[Saved entries]

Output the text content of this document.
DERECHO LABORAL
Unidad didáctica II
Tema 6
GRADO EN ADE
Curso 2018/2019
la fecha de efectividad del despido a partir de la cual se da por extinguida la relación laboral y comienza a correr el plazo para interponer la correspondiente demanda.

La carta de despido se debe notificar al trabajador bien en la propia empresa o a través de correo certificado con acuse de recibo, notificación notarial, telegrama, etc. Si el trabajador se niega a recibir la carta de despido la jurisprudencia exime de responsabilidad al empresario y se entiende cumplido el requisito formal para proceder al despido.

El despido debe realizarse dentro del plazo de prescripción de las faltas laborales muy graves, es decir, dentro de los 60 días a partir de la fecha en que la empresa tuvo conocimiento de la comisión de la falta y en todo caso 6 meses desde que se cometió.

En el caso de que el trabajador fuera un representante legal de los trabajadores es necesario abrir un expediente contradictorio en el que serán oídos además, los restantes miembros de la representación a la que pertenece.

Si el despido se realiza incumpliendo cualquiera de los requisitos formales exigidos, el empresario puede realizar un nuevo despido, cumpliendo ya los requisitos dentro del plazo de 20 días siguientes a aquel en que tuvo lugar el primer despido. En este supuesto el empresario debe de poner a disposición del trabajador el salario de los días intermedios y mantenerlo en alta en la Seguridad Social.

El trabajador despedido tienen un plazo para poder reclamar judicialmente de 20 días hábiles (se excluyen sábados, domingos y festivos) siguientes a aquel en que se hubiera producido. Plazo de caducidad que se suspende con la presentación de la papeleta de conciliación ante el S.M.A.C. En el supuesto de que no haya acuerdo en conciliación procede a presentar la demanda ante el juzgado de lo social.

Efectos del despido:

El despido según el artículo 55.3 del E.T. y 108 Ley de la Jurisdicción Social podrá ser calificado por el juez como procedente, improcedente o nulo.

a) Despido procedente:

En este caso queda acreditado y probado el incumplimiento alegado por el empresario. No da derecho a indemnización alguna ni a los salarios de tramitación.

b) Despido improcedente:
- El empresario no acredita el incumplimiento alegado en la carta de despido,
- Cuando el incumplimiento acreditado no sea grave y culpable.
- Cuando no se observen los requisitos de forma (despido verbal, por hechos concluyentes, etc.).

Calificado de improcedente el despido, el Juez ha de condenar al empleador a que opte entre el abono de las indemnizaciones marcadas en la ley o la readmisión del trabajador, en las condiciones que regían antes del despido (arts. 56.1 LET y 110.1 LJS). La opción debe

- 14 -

• _TO DO_
Output the records exactly, including every line.

• _RESULT OF THIS EXERCISE_
Output the text content of this document.
DERECHO LABORAL
Unidad didáctica II
Tema 6
GRADO EN ADE
Curso 2018/2019
la fecha de efectividad del despido a partir de la cual se da por extinguida la relación laboral y comienza a correr el plazo para interponer la correspondiente demanda.

La carta de despido se debe notificar al trabajador bien en la propia empresa o a través de correo certificado con acuse de recibo, notificación notarial, telegrama, etc. Si el trabajador se niega a recibir la carta de despido la jurisprudencia exime de responsabilidad al empresario y se entiende cumplido el requisito formal para proceder al despido.

El despido debe realizarse dentro del plazo de prescripción de las faltas laborales muy graves, es decir, dentro de los 60 días a partir de la fecha en que la empresa tuvo conocimiento de la comisión de la falta y en todo caso 6 meses desde que se cometió.

En el caso de que el trabajador fuera un representante legal de los trabajadores es necesario abrir un expediente contradictorio en el que serán oídos además, los restantes miembros de la representación a la que pertenece.

Si el despido se realiza incumpliendo cualquiera de los requisitos formales exigidos, el empresario puede realizar un nuevo despido, cumpliendo ya los requisitos dentro del plazo de 20 días siguientes a aquel en que tuvo lugar el primer despido. En este supuesto el empresario debe de poner a disposición del trabajador el salario de los días intermedios y mantenerlo en alta en la Seguridad Social.

El trabajador despedido tienen un plazo para poder reclamar judicialmente de 20 días hábiles (se excluyen sábados, domingos y festivos) siguientes a aquel en que se hubiera producido. Plazo de caducidad que se suspende con la presentación de la papeleta de conciliación ante el S.M.A.C. En el supuesto de que no haya acuerdo en conciliación procede a presentar la demanda ante el juzgado de lo social.

Efectos del despido:

El despido según el artículo 55.3 del E.T. y 108 Ley de la Jurisdicción Social podrá ser calificado por el juez como procedente, improcedente o nulo.

a) Despido procedente:

En este caso queda acreditado y probado el incumplimiento alegado por el empresario. No da derecho a indemnización alguna ni a los salarios de tramitación.

b) Despido improcedente:
- El empresario no acredita el incumplimiento alegado en la carta de despido,
- Cuando el incumplimiento acreditado no sea grave y culpable.
- Cuando no se observen los requisitos de forma (despido verbal, por hechos concluyentes, etc.).

Calificado de improcedente el despido, el Juez ha de condenar al empleador a que opte entre el abono de las indemnizaciones marcadas en la ley o la readmisión del trabajador, en las condiciones que regían antes del despido (arts. 56.1 LET y 110.1 LJS). La opción debe

- 14 -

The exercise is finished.